**WHAT TO PRODUCE:**
Every entry that follows should be reproduced exactly.

**INFORMATION PROVIDED:**
_ _ _ _

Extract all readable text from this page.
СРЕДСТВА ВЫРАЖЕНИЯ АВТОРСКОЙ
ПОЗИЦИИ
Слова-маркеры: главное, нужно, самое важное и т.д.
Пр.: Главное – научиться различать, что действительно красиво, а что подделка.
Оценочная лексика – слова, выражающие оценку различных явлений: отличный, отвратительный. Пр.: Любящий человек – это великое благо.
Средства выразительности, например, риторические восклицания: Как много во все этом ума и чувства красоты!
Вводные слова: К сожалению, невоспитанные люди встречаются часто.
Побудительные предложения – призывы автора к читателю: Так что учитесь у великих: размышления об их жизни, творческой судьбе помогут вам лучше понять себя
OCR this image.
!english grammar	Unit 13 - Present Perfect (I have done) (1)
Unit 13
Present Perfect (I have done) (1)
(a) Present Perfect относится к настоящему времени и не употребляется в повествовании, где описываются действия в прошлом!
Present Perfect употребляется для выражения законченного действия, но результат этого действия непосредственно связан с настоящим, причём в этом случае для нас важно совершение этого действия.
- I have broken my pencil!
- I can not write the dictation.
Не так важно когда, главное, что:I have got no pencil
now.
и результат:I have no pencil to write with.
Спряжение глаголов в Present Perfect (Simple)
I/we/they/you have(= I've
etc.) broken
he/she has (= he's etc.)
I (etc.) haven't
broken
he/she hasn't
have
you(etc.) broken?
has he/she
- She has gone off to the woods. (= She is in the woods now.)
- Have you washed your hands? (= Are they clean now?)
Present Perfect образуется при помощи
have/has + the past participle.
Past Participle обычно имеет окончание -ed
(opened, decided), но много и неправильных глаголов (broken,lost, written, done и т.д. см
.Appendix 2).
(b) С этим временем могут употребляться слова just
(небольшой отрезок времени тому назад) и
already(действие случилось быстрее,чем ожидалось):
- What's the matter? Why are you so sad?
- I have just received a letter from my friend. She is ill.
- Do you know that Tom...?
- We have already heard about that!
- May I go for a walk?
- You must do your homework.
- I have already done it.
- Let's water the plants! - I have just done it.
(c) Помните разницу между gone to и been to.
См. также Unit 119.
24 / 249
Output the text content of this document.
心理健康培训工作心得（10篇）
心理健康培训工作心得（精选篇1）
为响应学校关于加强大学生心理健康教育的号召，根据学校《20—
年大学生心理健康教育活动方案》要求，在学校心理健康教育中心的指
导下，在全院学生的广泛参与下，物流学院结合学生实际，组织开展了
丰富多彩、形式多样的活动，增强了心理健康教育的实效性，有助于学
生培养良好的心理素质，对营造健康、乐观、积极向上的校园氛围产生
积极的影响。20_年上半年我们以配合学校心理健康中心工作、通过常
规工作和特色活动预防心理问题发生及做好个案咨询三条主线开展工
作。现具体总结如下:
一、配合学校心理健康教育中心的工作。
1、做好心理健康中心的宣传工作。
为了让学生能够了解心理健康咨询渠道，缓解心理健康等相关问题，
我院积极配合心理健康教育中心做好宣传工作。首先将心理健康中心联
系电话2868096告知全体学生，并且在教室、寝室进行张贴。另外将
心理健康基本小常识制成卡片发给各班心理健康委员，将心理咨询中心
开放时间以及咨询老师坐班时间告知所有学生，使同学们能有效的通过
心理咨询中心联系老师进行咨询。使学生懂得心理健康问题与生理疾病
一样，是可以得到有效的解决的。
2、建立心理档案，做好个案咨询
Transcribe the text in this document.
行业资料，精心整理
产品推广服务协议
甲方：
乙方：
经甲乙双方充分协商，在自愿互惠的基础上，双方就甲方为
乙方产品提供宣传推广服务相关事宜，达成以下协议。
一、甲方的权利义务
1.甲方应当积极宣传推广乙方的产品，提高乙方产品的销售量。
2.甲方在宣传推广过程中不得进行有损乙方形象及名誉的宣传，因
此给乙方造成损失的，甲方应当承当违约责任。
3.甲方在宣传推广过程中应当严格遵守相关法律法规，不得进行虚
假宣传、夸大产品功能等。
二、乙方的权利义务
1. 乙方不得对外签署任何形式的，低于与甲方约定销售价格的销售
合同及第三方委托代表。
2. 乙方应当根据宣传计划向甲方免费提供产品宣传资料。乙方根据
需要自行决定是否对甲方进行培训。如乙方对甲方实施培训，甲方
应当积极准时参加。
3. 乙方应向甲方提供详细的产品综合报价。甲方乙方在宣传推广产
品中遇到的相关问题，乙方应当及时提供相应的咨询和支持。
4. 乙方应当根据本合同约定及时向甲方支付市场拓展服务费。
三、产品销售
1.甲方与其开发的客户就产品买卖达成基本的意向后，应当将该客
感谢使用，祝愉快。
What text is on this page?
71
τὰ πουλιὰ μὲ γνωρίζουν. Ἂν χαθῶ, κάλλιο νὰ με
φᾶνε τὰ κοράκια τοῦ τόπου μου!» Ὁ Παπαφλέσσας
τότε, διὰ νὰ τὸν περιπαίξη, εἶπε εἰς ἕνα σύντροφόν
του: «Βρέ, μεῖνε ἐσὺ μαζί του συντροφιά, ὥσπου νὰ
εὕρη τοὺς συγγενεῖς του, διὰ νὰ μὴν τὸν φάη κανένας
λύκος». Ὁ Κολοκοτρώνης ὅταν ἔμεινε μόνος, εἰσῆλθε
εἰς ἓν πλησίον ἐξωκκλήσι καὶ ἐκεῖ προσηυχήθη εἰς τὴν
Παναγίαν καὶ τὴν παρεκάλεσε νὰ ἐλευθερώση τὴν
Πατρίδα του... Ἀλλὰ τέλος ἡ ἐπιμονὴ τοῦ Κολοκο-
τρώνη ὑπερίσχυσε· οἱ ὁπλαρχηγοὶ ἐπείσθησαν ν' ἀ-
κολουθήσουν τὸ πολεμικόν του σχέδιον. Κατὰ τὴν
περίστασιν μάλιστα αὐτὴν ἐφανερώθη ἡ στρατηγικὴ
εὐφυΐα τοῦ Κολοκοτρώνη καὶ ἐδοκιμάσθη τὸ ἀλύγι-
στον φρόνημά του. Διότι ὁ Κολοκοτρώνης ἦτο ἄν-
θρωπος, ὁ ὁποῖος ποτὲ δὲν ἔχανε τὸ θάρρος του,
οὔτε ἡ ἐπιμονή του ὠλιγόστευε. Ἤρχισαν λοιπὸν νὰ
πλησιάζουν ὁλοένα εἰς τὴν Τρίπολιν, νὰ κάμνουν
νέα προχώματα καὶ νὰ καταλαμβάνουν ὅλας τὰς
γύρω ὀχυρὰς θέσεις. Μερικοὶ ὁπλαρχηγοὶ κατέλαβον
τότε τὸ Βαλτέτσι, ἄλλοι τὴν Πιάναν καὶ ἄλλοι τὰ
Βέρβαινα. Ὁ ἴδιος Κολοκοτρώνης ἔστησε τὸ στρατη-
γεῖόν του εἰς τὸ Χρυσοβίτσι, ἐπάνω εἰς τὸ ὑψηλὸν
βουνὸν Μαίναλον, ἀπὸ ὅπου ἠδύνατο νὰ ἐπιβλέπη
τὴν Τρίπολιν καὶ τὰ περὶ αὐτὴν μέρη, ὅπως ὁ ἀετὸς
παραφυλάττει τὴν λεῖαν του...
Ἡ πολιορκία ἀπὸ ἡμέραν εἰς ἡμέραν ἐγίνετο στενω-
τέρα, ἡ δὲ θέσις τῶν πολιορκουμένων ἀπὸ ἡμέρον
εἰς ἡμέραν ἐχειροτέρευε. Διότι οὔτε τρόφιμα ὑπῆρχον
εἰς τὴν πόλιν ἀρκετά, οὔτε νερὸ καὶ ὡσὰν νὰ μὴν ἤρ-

_ _ _ _

**RESPONSE TO THE TASK:**
Extract all readable text from this page.
СРЕДСТВА ВЫРАЖЕНИЯ АВТОРСКОЙ
ПОЗИЦИИ
Слова-маркеры: главное, нужно, самое важное и т.д.
Пр.: Главное – научиться различать, что действительно красиво, а что подделка.
Оценочная лексика – слова, выражающие оценку различных явлений: отличный, отвратительный. Пр.: Любящий человек – это великое благо.
Средства выразительности, например, риторические восклицания: Как много во все этом ума и чувства красоты!
Вводные слова: К сожалению, невоспитанные люди встречаются часто.
Побудительные предложения – призывы автора к читателю: Так что учитесь у великих: размышления об их жизни, творческой судьбе помогут вам лучше понять себя
OCR this image.
!english grammar	Unit 13 - Present Perfect (I have done) (1)
Unit 13
Present Perfect (I have done) (1)
(a) Present Perfect относится к настоящему времени и не употребляется в повествовании, где описываются действия в прошлом!
Present Perfect употребляется для выражения законченного действия, но результат этого действия непосредственно связан с настоящим, причём в этом случае для нас важно совершение этого действия.
- I have broken my pencil!
- I can not write the dictation.
Не так важно когда, главное, что:I have got no pencil
now.
и результат:I have no pencil to write with.
Спряжение глаголов в Present Perfect (Simple)
I/we/they/you have(= I've
etc.) broken
he/she has (= he's etc.)
I (etc.) haven't
broken
he/she hasn't
have
you(etc.) broken?
has he/she
- She has gone off to the woods. (= She is in the woods now.)
- Have you washed your hands? (= Are they clean now?)
Present Perfect образуется при помощи
have/has + the past participle.
Past Participle обычно имеет окончание -ed
(opened, decided), но много и неправильных глаголов (broken,lost, written, done и т.д. см
.Appendix 2).
(b) С этим временем могут употребляться слова just
(небольшой отрезок времени тому назад) и
already(действие случилось быстрее,чем ожидалось):
- What's the matter? Why are you so sad?
- I have just received a letter from my friend. She is ill.
- Do you know that Tom...?
- We have already heard about that!
- May I go for a walk?
- You must do your homework.
- I have already done it.
- Let's water the plants! - I have just done it.
(c) Помните разницу между gone to и been to.
См. также Unit 119.
24 / 249
Output the text content of this document.
心理健康培训工作心得（10篇）
心理健康培训工作心得（精选篇1）
为响应学校关于加强大学生心理健康教育的号召，根据学校《20—
年大学生心理健康教育活动方案》要求，在学校心理健康教育中心的指
导下，在全院学生的广泛参与下，物流学院结合学生实际，组织开展了
丰富多彩、形式多样的活动，增强了心理健康教育的实效性，有助于学
生培养良好的心理素质，对营造健康、乐观、积极向上的校园氛围产生
积极的影响。20_年上半年我们以配合学校心理健康中心工作、通过常
规工作和特色活动预防心理问题发生及做好个案咨询三条主线开展工
作。现具体总结如下:
一、配合学校心理健康教育中心的工作。
1、做好心理健康中心的宣传工作。
为了让学生能够了解心理健康咨询渠道，缓解心理健康等相关问题，
我院积极配合心理健康教育中心做好宣传工作。首先将心理健康中心联
系电话2868096告知全体学生，并且在教室、寝室进行张贴。另外将
心理健康基本小常识制成卡片发给各班心理健康委员，将心理咨询中心
开放时间以及咨询老师坐班时间告知所有学生，使同学们能有效的通过
心理咨询中心联系老师进行咨询。使学生懂得心理健康问题与生理疾病
一样，是可以得到有效的解决的。
2、建立心理档案，做好个案咨询
Transcribe the text in this document.
行业资料，精心整理
产品推广服务协议
甲方：
乙方：
经甲乙双方充分协商，在自愿互惠的基础上，双方就甲方为
乙方产品提供宣传推广服务相关事宜，达成以下协议。
一、甲方的权利义务
1.甲方应当积极宣传推广乙方的产品，提高乙方产品的销售量。
2.甲方在宣传推广过程中不得进行有损乙方形象及名誉的宣传，因
此给乙方造成损失的，甲方应当承当违约责任。
3.甲方在宣传推广过程中应当严格遵守相关法律法规，不得进行虚
假宣传、夸大产品功能等。
二、乙方的权利义务
1. 乙方不得对外签署任何形式的，低于与甲方约定销售价格的销售
合同及第三方委托代表。
2. 乙方应当根据宣传计划向甲方免费提供产品宣传资料。乙方根据
需要自行决定是否对甲方进行培训。如乙方对甲方实施培训，甲方
应当积极准时参加。
3. 乙方应向甲方提供详细的产品综合报价。甲方乙方在宣传推广产
品中遇到的相关问题，乙方应当及时提供相应的咨询和支持。
4. 乙方应当根据本合同约定及时向甲方支付市场拓展服务费。
三、产品销售
1.甲方与其开发的客户就产品买卖达成基本的意向后，应当将该客
感谢使用，祝愉快。
What text is on this page?
71
τὰ πουλιὰ μὲ γνωρίζουν. Ἂν χαθῶ, κάλλιο νὰ με
φᾶνε τὰ κοράκια τοῦ τόπου μου!» Ὁ Παπαφλέσσας
τότε, διὰ νὰ τὸν περιπαίξη, εἶπε εἰς ἕνα σύντροφόν
του: «Βρέ, μεῖνε ἐσὺ μαζί του συντροφιά, ὥσπου νὰ
εὕρη τοὺς συγγενεῖς του, διὰ νὰ μὴν τὸν φάη κανένας
λύκος». Ὁ Κολοκοτρώνης ὅταν ἔμεινε μόνος, εἰσῆλθε
εἰς ἓν πλησίον ἐξωκκλήσι καὶ ἐκεῖ προσηυχήθη εἰς τὴν
Παναγίαν καὶ τὴν παρεκάλεσε νὰ ἐλευθερώση τὴν
Πατρίδα του... Ἀλλὰ τέλος ἡ ἐπιμονὴ τοῦ Κολοκο-
τρώνη ὑπερίσχυσε· οἱ ὁπλαρχηγοὶ ἐπείσθησαν ν' ἀ-
κολουθήσουν τὸ πολεμικόν του σχέδιον. Κατὰ τὴν
περίστασιν μάλιστα αὐτὴν ἐφανερώθη ἡ στρατηγικὴ
εὐφυΐα τοῦ Κολοκοτρώνη καὶ ἐδοκιμάσθη τὸ ἀλύγι-
στον φρόνημά του. Διότι ὁ Κολοκοτρώνης ἦτο ἄν-
θρωπος, ὁ ὁποῖος ποτὲ δὲν ἔχανε τὸ θάρρος του,
οὔτε ἡ ἐπιμονή του ὠλιγόστευε. Ἤρχισαν λοιπὸν νὰ
πλησιάζουν ὁλοένα εἰς τὴν Τρίπολιν, νὰ κάμνουν
νέα προχώματα καὶ νὰ καταλαμβάνουν ὅλας τὰς
γύρω ὀχυρὰς θέσεις. Μερικοὶ ὁπλαρχηγοὶ κατέλαβον
τότε τὸ Βαλτέτσι, ἄλλοι τὴν Πιάναν καὶ ἄλλοι τὰ
Βέρβαινα. Ὁ ἴδιος Κολοκοτρώνης ἔστησε τὸ στρατη-
γεῖόν του εἰς τὸ Χρυσοβίτσι, ἐπάνω εἰς τὸ ὑψηλὸν
βουνὸν Μαίναλον, ἀπὸ ὅπου ἠδύνατο νὰ ἐπιβλέπη
τὴν Τρίπολιν καὶ τὰ περὶ αὐτὴν μέρη, ὅπως ὁ ἀετὸς
παραφυλάττει τὴν λεῖαν του...
Ἡ πολιορκία ἀπὸ ἡμέραν εἰς ἡμέραν ἐγίνετο στενω-
τέρα, ἡ δὲ θέσις τῶν πολιορκουμένων ἀπὸ ἡμέρον
εἰς ἡμέραν ἐχειροτέρευε. Διότι οὔτε τρόφιμα ὑπῆρχον
εἰς τὴν πόλιν ἀρκετά, οὔτε νερὸ καὶ ὡσὰν νὰ μὴν ἤρ-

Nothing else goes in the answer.